*JOB:*
Locate every line in the records below that contains the word "label", and copy each one.

(Data listing)
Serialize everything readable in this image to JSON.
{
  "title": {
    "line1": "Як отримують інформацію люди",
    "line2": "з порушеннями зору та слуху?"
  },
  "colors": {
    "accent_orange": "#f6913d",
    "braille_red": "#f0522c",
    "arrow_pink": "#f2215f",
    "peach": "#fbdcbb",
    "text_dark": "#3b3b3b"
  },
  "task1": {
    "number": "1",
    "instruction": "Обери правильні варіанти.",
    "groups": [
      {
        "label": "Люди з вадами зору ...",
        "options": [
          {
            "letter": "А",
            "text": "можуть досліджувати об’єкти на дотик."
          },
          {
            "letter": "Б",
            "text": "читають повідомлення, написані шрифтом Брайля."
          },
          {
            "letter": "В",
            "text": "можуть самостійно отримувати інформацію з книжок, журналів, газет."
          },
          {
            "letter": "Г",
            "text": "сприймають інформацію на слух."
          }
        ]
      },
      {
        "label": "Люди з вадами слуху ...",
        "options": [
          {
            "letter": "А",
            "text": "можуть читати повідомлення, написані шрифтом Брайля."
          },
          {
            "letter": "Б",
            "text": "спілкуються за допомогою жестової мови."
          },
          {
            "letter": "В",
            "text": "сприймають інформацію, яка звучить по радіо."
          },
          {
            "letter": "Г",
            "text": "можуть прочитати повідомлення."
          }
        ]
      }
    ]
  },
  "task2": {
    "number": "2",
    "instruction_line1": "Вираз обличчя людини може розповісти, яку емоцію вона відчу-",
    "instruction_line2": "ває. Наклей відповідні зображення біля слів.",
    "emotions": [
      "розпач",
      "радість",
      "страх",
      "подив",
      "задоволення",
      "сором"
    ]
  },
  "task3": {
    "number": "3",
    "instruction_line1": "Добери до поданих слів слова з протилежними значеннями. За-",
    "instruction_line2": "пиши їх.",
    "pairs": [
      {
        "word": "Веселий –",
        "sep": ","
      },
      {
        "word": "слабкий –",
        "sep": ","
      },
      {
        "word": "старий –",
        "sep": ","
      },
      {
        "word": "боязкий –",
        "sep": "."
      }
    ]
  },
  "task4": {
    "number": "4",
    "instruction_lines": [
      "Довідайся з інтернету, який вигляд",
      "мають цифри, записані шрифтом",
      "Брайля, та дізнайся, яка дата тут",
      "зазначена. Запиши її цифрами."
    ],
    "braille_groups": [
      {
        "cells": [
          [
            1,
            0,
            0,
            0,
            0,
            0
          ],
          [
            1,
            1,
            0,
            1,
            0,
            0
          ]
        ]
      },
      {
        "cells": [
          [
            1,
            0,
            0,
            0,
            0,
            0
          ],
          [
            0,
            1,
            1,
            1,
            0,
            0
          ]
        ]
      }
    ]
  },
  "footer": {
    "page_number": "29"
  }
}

*RESULT OF THE TASK:*
        "label": "Люди з вадами зору ...",
        "label": "Люди з вадами слуху ...",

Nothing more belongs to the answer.